[Data items]
◇ ◇ ◇ ◇ ◇

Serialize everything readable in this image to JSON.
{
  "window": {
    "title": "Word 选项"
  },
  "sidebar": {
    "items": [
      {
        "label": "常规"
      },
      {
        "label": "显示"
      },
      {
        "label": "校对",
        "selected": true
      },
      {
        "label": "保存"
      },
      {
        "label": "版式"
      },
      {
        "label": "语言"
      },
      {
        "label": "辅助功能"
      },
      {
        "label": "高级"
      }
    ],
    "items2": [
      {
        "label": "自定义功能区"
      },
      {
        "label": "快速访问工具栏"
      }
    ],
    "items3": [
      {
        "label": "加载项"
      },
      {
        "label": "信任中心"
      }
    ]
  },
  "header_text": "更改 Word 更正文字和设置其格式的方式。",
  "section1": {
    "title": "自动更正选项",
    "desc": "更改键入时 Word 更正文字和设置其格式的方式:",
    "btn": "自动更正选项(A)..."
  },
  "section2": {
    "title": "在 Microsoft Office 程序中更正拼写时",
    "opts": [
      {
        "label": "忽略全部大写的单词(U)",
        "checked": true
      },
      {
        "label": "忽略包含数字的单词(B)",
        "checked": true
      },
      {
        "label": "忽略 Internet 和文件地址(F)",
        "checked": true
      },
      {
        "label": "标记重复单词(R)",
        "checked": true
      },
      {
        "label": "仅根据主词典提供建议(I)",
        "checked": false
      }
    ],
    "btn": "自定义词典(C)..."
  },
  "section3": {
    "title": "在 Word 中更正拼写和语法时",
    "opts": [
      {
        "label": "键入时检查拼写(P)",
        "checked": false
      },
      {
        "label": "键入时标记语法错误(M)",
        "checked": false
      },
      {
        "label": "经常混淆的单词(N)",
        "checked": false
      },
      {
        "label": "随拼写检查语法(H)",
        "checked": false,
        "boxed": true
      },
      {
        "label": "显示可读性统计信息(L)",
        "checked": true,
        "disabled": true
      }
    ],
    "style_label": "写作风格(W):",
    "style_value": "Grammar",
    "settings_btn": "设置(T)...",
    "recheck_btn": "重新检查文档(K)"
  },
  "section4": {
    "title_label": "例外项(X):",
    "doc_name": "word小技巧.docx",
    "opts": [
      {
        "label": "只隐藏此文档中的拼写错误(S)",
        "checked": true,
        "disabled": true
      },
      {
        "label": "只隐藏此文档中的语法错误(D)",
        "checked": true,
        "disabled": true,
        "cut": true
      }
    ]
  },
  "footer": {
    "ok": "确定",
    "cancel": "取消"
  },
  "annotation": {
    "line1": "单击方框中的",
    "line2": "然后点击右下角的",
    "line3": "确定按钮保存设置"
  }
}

◇ ◇ ◇ ◇ ◇

**The problem**
Make an exact copy of the material above.

**Response for this exercise**
Serialize everything readable in this image to JSON.
{
  "window": {
    "title": "Word 选项"
  },
  "sidebar": {
    "items": [
      {
        "label": "常规"
      },
      {
        "label": "显示"
      },
      {
        "label": "校对",
        "selected": true
      },
      {
        "label": "保存"
      },
      {
        "label": "版式"
      },
      {
        "label": "语言"
      },
      {
        "label": "辅助功能"
      },
      {
        "label": "高级"
      }
    ],
    "items2": [
      {
        "label": "自定义功能区"
      },
      {
        "label": "快速访问工具栏"
      }
    ],
    "items3": [
      {
        "label": "加载项"
      },
      {
        "label": "信任中心"
      }
    ]
  },
  "header_text": "更改 Word 更正文字和设置其格式的方式。",
  "section1": {
    "title": "自动更正选项",
    "desc": "更改键入时 Word 更正文字和设置其格式的方式:",
    "btn": "自动更正选项(A)..."
  },
  "section2": {
    "title": "在 Microsoft Office 程序中更正拼写时",
    "opts": [
      {
        "label": "忽略全部大写的单词(U)",
        "checked": true
      },
      {
        "label": "忽略包含数字的单词(B)",
        "checked": true
      },
      {
        "label": "忽略 Internet 和文件地址(F)",
        "checked": true
      },
      {
        "label": "标记重复单词(R)",
        "checked": true
      },
      {
        "label": "仅根据主词典提供建议(I)",
        "checked": false
      }
    ],
    "btn": "自定义词典(C)..."
  },
  "section3": {
    "title": "在 Word 中更正拼写和语法时",
    "opts": [
      {
        "label": "键入时检查拼写(P)",
        "checked": false
      },
      {
        "label": "键入时标记语法错误(M)",
        "checked": false
      },
      {
        "label": "经常混淆的单词(N)",
        "checked": false
      },
      {
        "label": "随拼写检查语法(H)",
        "checked": false,
        "boxed": true
      },
      {
        "label": "显示可读性统计信息(L)",
        "checked": true,
        "disabled": true
      }
    ],
    "style_label": "写作风格(W):",
    "style_value": "Grammar",
    "settings_btn": "设置(T)...",
    "recheck_btn": "重新检查文档(K)"
  },
  "section4": {
    "title_label": "例外项(X):",
    "doc_name": "word小技巧.docx",
    "opts": [
      {
        "label": "只隐藏此文档中的拼写错误(S)",
        "checked": true,
        "disabled": true
      },
      {
        "label": "只隐藏此文档中的语法错误(D)",
        "checked": true,
        "disabled": true,
        "cut": true
      }
    ]
  },
  "footer": {
    "ok": "确定",
    "cancel": "取消"
  },
  "annotation": {
    "line1": "单击方框中的",
    "line2": "然后点击右下角的",
    "line3": "确定按钮保存设置"
  }
}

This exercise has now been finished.